* **Collected data entries**
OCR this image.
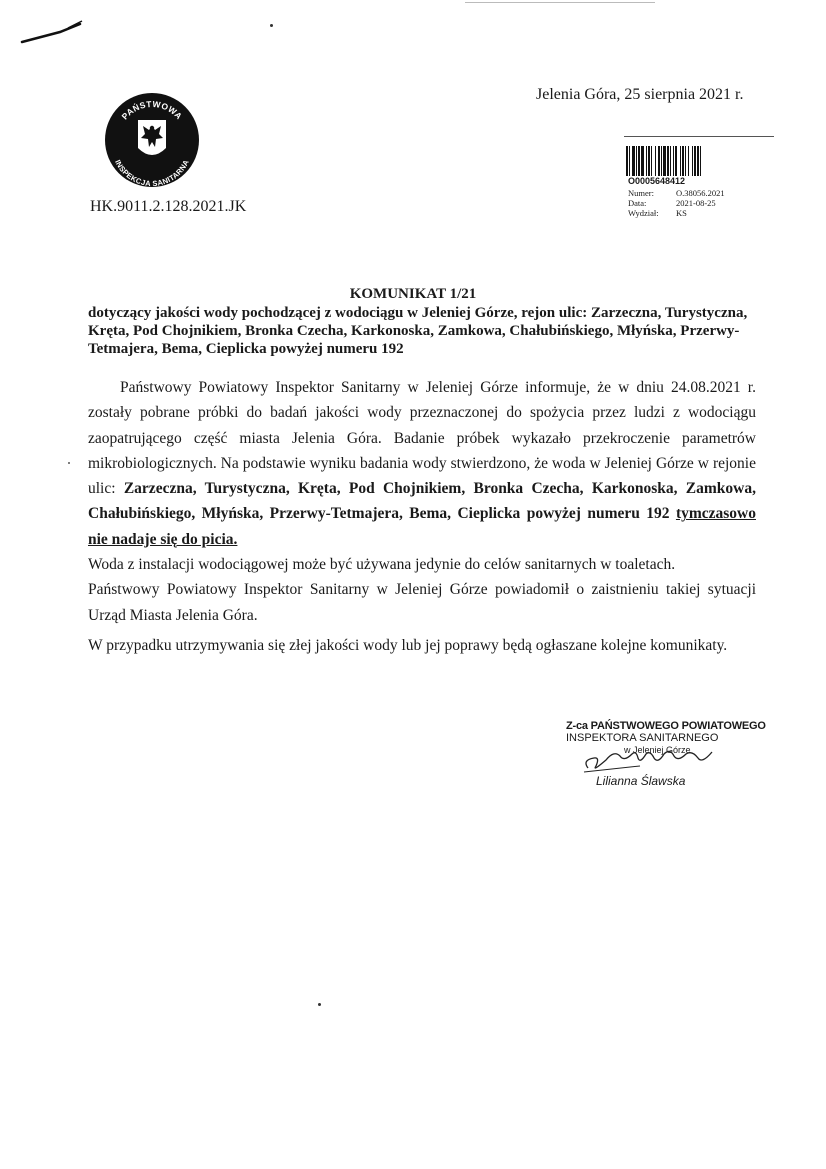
Jelenia Góra, 25 sierpnia 2021 r.
PAŃSTWOWA
INSPEKCJA SANITARNA
HK.9011.2.128.2021.JK
O0005648412
Numer:	O.38056.2021
Data:	2021-08-25
Wydział: KS
KOMUNIKAT 1/21
dotyczący jakości wody pochodzącej z wodociągu w Jeleniej Górze, rejon ulic: Zarzeczna, Turystyczna, Kręta, Pod Chojnikiem, Bronka Czecha, Karkonoska, Zamkowa, Chałubińskiego, Młyńska, Przerwy-Tetmajera, Bema, Cieplicka powyżej numeru 192

Państwowy Powiatowy Inspektor Sanitarny w Jeleniej Górze informuje, że w dniu 24.08.2021 r. zostały pobrane próbki do badań jakości wody przeznaczonej do spożycia przez ludzi z wodociągu zaopatrującego część miasta Jelenia Góra. Badanie próbek wykazało przekroczenie parametrów mikrobiologicznych. Na podstawie wyniku badania wody stwierdzono, że woda w Jeleniej Górze w rejonie ulic: Zarzeczna, Turystyczna, Kręta, Pod Chojnikiem, Bronka Czecha, Karkonoska, Zamkowa, Chałubińskiego, Młyńska, Przerwy-Tetmajera, Bema, Cieplicka powyżej numeru 192 tymczasowo nie nadaje się do picia.

Woda z instalacji wodociągowej może być używana jedynie do celów sanitarnych w toaletach.

Państwowy Powiatowy Inspektor Sanitarny w Jeleniej Górze powiadomił o zaistnieniu takiej sytuacji Urząd Miasta Jelenia Góra.

W przypadku utrzymywania się złej jakości wody lub jej poprawy będą ogłaszane kolejne komunikaty.

Z-ca PAŃSTWOWEGO POWIATOWEGO
INSPEKTORA SANITARNEGO
w Jeleniej Górze
Lilianna Ślawska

* **EXERCISE TASK**
Copy out every line of the listing that contains the string "Państwowy".

* **WORKED ANSWER**
Państwowy Powiatowy Inspektor Sanitarny w Jeleniej Górze informuje, że w dniu 24.08.2021 r. zostały pobrane próbki do badań jakości wody przeznaczonej do spożycia przez ludzi z wodociągu zaopatrującego część miasta Jelenia Góra. Badanie próbek wykazało przekroczenie parametrów mikrobiologicznych. Na podstawie wyniku badania wody stwierdzono, że woda w Jeleniej Górze w rejonie ulic: Zarzeczna, Turystyczna, Kręta, Pod Chojnikiem, Bronka Czecha, Karkonoska, Zamkowa, Chałubińskiego, Młyńska, Przerwy-Tetmajera, Bema, Cieplicka powyżej numeru 192 tymczasowo nie nadaje się do picia.
Państwowy Powiatowy Inspektor Sanitarny w Jeleniej Górze powiadomił o zaistnieniu takiej sytuacji Urząd Miasta Jelenia Góra.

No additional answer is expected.